**Objective:** Select from the records below every line that has the word "Birmingham" in it.

**Extracted entries:**
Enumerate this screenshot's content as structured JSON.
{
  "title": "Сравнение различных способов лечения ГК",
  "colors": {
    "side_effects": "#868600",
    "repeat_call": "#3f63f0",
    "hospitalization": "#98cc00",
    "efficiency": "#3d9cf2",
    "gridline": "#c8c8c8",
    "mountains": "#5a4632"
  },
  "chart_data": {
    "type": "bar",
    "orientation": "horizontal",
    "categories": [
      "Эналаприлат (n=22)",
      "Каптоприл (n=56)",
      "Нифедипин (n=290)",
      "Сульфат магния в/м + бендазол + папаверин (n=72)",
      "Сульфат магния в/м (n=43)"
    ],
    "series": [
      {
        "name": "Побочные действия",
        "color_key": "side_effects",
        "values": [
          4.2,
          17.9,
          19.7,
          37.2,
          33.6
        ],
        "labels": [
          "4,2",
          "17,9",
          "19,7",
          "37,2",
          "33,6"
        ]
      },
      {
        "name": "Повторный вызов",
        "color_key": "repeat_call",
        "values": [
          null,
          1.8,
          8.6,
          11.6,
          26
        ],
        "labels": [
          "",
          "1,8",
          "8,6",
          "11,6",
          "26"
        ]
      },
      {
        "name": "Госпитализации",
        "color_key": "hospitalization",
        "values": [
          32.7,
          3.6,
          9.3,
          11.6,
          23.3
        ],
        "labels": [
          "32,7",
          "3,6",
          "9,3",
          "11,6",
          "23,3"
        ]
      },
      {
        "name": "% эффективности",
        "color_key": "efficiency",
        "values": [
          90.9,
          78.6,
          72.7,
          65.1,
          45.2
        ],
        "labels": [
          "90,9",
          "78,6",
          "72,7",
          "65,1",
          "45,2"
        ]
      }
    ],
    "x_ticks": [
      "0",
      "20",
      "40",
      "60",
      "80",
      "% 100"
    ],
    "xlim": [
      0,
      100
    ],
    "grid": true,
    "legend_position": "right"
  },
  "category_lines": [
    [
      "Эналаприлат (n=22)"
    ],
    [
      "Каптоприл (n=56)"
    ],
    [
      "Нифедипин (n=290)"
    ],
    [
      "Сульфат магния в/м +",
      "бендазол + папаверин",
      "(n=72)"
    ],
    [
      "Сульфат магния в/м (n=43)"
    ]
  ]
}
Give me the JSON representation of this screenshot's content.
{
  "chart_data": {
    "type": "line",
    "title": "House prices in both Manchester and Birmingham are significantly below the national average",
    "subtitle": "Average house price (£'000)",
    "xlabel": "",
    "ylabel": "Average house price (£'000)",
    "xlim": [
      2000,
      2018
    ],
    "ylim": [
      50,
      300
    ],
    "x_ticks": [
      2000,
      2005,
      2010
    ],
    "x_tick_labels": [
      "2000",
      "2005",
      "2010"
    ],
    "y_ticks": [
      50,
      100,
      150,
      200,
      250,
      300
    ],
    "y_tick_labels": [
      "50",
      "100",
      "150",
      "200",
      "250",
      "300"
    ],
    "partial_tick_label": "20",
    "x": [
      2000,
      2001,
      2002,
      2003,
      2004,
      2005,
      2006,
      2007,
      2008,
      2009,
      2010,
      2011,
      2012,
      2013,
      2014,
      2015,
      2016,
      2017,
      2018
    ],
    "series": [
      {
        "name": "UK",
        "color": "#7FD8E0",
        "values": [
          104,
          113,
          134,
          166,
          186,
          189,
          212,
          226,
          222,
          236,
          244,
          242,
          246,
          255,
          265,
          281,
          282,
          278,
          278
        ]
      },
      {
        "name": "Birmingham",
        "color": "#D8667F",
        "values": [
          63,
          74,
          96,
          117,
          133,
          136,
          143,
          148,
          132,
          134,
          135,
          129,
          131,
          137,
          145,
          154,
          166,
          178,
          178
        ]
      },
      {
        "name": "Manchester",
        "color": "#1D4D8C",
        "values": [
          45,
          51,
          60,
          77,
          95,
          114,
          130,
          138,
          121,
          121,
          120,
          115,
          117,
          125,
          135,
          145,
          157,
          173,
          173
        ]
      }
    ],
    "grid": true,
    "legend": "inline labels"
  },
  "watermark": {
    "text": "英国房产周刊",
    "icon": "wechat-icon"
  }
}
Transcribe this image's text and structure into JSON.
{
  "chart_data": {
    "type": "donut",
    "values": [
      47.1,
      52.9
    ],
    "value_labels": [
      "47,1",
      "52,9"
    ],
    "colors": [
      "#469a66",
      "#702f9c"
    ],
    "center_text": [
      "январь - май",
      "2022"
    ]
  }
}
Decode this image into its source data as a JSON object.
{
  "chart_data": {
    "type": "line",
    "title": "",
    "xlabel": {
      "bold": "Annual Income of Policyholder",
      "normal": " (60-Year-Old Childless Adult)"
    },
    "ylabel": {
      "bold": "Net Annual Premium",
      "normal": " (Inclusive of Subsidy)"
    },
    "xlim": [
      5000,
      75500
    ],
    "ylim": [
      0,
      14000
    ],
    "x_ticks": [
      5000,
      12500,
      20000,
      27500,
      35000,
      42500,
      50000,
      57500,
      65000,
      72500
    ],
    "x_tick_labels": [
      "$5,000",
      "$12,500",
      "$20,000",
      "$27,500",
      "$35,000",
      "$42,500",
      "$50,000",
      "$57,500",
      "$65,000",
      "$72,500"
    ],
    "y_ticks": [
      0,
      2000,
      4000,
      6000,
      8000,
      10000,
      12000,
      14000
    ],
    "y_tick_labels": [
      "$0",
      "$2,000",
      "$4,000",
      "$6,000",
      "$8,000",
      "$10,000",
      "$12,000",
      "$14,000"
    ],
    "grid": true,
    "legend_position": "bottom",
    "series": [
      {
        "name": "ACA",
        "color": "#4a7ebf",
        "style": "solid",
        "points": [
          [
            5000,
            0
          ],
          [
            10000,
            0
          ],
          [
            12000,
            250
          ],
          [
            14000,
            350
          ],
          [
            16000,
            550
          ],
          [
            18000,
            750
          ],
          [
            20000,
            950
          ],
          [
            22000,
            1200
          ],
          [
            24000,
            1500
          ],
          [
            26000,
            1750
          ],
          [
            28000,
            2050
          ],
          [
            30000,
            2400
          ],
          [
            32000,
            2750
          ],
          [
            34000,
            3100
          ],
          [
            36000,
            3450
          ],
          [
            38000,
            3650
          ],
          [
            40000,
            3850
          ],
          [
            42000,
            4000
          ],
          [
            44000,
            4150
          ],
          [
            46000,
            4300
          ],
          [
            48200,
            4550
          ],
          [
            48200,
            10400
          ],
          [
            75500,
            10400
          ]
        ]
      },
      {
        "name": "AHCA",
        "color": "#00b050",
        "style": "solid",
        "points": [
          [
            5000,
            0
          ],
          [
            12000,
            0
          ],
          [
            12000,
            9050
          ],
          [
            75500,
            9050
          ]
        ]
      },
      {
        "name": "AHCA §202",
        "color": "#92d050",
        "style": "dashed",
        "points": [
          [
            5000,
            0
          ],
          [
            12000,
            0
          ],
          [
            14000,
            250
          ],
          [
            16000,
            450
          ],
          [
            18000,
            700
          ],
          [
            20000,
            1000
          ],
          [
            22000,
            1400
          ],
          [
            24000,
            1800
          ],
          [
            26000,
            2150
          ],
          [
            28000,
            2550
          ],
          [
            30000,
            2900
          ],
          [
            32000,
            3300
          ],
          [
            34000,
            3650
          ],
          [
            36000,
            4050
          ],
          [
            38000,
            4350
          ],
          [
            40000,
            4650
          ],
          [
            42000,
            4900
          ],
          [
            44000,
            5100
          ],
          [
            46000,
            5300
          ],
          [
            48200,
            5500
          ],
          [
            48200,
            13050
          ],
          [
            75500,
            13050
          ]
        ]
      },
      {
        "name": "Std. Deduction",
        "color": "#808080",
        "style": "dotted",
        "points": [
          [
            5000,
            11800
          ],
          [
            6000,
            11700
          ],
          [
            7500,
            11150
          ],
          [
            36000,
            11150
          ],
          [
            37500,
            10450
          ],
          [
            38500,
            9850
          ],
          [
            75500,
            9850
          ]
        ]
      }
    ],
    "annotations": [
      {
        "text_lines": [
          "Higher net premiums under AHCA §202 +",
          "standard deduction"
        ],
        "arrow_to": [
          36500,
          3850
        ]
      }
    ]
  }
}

**Exercise answer:**
    "title": "House prices in both Manchester and Birmingham are significantly below the national average",
        "name": "Birmingham",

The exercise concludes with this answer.